Excerpt
Magic and worldbuilding-wise, working around a plot related to the heightened five senses was a neat concept. I know super vision, super hearing, and maybe super smelling abilities are part of the widely used superpowers out there, but super taste and super touch are new and creative. The five senses are important and strong when together and that was a major theme in the book; being together. Alone, the boys were weak. What good is super-smelling abilities without the others backing you up? But when the boys work together, that very power can help the group track the villain down and the others can still back him up in terms of manpower and senses. Further in the story, this sense of sticking together becomes even more important.
The characters are interesting. We have a group of teenage boys all with interesting families. There’s a character where his mother had passed after an accident, another whose parents are together, and another who is being looked after by his very hard working older sister. All of their families are very supportive of the boys and are constantly doing their best to look after the boys. In turn, the boys do their best not to stress them out, even if this means hiding their powers and abilities (and the fact that they’re kids trying to save the world; but also let’s face it, tell your pops you have superpowers and see if he believes you).

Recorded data
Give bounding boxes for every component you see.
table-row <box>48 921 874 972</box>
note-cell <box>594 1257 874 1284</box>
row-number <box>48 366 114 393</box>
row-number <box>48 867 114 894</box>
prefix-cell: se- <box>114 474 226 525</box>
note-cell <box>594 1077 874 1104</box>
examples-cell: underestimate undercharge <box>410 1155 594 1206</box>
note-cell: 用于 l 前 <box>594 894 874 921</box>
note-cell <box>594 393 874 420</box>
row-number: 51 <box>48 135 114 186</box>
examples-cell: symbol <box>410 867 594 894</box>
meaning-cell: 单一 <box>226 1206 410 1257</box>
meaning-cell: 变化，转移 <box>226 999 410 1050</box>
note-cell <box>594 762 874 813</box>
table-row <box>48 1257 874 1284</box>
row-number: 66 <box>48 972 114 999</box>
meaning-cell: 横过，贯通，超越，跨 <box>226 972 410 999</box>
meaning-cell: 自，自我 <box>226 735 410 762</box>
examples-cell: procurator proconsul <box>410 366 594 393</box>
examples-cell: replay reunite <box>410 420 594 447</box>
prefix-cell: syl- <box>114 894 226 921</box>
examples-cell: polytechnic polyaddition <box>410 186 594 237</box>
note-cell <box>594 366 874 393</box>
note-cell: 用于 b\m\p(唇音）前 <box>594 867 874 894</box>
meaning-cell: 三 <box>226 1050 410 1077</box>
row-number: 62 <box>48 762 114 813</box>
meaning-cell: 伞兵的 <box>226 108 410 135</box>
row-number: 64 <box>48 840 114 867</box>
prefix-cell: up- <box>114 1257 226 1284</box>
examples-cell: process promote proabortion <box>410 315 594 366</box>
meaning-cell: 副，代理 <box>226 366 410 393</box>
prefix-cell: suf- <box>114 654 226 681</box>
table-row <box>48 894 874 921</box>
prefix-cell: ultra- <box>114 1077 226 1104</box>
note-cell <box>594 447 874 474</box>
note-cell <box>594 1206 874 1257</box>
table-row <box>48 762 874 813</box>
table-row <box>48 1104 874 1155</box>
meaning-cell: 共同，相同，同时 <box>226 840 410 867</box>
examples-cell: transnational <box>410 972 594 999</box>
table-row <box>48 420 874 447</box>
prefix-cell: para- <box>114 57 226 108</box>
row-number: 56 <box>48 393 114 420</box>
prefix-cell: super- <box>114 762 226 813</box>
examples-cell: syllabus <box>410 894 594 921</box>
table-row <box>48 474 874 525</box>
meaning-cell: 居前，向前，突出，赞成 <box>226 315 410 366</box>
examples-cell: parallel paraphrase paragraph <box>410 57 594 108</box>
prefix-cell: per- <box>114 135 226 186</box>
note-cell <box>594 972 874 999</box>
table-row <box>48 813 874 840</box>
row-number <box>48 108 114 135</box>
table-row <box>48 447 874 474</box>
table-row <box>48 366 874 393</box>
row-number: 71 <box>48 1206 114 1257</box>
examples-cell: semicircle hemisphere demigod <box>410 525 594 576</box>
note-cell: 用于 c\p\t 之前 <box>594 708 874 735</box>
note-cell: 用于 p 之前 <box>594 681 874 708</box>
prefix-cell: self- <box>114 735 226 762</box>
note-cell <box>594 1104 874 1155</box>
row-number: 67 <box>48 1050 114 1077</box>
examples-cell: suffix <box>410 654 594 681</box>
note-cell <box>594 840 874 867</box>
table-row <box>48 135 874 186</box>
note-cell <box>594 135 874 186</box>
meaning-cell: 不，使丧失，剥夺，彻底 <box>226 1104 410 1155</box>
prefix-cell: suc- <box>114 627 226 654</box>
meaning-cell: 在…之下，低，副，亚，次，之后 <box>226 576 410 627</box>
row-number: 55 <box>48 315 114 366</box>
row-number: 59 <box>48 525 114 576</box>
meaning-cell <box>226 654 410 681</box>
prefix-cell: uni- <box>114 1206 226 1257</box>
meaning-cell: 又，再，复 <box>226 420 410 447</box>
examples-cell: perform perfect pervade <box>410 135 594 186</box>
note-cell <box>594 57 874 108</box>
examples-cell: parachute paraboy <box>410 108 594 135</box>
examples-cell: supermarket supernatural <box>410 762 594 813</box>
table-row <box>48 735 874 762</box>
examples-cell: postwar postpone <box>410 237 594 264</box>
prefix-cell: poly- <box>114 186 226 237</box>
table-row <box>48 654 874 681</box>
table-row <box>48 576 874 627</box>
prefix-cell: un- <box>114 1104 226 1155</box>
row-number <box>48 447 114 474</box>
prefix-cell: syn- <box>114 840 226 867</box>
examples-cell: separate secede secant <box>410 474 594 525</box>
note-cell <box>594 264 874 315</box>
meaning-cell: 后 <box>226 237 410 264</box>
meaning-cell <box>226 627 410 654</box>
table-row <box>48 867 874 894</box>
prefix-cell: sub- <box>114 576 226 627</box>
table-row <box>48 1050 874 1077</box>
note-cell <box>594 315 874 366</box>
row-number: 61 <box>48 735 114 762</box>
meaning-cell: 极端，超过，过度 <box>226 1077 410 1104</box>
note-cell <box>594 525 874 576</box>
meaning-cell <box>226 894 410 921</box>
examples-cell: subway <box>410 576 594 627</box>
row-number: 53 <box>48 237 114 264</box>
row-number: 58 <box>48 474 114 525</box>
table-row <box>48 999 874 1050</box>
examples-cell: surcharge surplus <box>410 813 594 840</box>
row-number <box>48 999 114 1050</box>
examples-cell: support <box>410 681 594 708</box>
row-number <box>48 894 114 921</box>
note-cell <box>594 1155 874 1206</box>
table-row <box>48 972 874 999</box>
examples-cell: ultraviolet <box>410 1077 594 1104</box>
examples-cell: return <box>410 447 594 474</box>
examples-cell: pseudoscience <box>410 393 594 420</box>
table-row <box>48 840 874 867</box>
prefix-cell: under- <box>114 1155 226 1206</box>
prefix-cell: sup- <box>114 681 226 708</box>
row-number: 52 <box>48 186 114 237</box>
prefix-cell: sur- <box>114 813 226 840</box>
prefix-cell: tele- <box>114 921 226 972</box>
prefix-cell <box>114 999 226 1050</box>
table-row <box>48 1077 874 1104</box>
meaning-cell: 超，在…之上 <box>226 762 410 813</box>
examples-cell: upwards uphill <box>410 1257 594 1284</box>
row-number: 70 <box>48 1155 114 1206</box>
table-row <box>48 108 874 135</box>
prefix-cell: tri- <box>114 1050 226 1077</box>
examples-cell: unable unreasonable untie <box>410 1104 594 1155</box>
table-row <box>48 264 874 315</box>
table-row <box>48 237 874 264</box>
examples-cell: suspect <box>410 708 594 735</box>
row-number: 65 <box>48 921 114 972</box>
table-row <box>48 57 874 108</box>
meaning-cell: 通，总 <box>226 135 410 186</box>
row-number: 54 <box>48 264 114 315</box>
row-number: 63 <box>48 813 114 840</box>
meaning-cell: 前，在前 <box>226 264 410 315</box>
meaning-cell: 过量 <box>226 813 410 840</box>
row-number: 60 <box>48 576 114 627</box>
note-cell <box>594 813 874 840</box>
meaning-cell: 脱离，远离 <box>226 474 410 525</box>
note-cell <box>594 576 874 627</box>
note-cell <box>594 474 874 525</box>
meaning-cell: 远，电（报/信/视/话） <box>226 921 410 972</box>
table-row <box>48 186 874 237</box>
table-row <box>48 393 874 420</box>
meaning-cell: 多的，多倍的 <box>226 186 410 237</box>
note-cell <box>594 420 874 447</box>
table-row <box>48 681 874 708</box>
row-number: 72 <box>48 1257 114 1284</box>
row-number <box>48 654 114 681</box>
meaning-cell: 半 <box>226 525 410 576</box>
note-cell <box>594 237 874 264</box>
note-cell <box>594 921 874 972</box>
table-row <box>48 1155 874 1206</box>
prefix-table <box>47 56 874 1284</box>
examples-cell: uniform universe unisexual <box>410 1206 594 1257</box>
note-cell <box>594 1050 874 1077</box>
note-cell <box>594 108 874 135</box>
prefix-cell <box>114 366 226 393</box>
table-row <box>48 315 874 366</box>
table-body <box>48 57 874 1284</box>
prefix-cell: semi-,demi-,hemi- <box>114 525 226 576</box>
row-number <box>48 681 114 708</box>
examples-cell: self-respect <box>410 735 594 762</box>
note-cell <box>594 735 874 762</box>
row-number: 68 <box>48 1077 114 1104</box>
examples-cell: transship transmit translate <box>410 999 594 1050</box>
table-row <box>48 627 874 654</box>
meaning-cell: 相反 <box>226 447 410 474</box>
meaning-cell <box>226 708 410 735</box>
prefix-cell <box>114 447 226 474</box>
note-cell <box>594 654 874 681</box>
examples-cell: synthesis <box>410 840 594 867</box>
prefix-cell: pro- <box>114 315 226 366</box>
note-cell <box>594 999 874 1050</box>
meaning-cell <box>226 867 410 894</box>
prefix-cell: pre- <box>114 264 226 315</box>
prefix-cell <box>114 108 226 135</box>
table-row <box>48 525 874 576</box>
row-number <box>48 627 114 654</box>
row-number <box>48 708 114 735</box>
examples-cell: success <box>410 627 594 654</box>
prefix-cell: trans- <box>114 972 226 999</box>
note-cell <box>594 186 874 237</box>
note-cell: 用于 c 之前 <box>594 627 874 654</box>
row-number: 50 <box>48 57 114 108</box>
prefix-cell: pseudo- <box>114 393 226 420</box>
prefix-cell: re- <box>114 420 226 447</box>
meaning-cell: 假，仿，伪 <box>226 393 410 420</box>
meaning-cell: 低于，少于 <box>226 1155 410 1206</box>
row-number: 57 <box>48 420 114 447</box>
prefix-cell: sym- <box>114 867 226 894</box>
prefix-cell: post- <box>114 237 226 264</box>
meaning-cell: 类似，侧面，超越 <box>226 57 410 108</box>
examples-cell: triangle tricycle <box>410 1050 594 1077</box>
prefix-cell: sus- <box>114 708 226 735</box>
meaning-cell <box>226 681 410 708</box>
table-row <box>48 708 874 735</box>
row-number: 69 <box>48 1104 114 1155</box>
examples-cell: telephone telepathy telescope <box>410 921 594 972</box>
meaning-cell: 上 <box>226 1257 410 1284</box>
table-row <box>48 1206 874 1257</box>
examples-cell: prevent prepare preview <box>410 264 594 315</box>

Exercise description
In the book review excerpt, who is looking after one of the teenage boys?

Answer
His very hard working older sister.